WHAT YOU WILL DO:
Copy everything from "Abstract: The late" down to "of God together." word for word from the text on Yoder and Jewish-Christian relations below.

EXCERPT TO READ:

# # #

Abstract: The late John Howard Yoder's posthumously published essays on Jewish-Christian relations display the breadth and depth of his scholarship. In them Yoder integrated biblical, historical and theological scholarship into multiple, provocative theses about how Christians should conceive their relationship with the people first called Israel. This essay outlines Yoder's main contentions, critically examines the main critiques leveled against his claims and proposes areas for further theological discernment on the part of churches in the Anabaptist-Mennonite tradition that would engage in the broader Christian conversation as to how Christians and Jews are to be the people of God together.
Perhaps no other matters engender more controversy or are of as much theological import to the church's identity and her witness than the questions of the proper Christian understanding of Judaism and of the church's relationship to the Jewish people. The past half-century has witnessed a flurry of theological exploration and re-visioning on these contested issues, from academic treatises to ecclesial declarations. The Catholic and mainline Protestant churches have undertaken major study projects over the past decades, tackling such questions as: Do Jesus and Paul set aside "Judaism"? Does the church replace the synagogue? Should Christians proselytize Jews? How to atone for the evils of the Holocaust (Shoah)? How to relate theologically to the State of Israel? (1) While these reexaminations of the church's theology of and approach to Judaism emerged in large part out of a desire to repent for the church's history of anti-Jewish actions, culminating in the genocide of millions of European Jews during the Second World War, at their most profound level these new theological currents have been products of the recognition that the church, if it is to be the people of God with any integrity, must grapple theologically and reconcile with the people who were first called "Israel." Anglican theologian Oliver O'Donovan poignantly asks: "How can the church be clothed with Israel's name and vocation if the possessor of that vocation is remote from it?" (2)

# # #

PROVIDED MATERIAL:

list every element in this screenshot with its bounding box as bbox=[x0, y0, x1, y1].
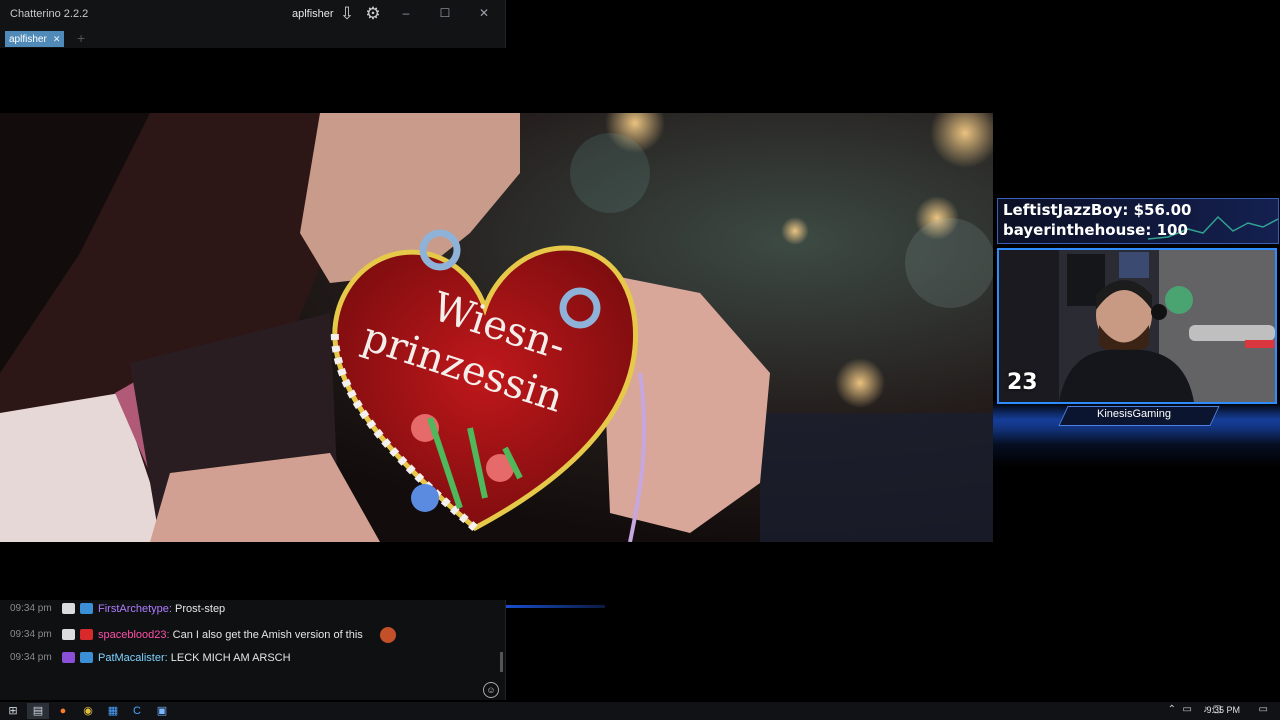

# # #

COMPLETE RESPONSE:
Abstract: The late John Howard Yoder's posthumously published essays on Jewish-Christian relations display the breadth and depth of his scholarship. In them Yoder integrated biblical, historical and theological scholarship into multiple, provocative theses about how Christians should conceive their relationship with the people first called Israel. This essay outlines Yoder's main contentions, critically examines the main critiques leveled against his claims and proposes areas for further theological discernment on the part of churches in the Anabaptist-Mennonite tradition that would engage in the broader Christian conversation as to how Christians and Jews are to be the people of God together.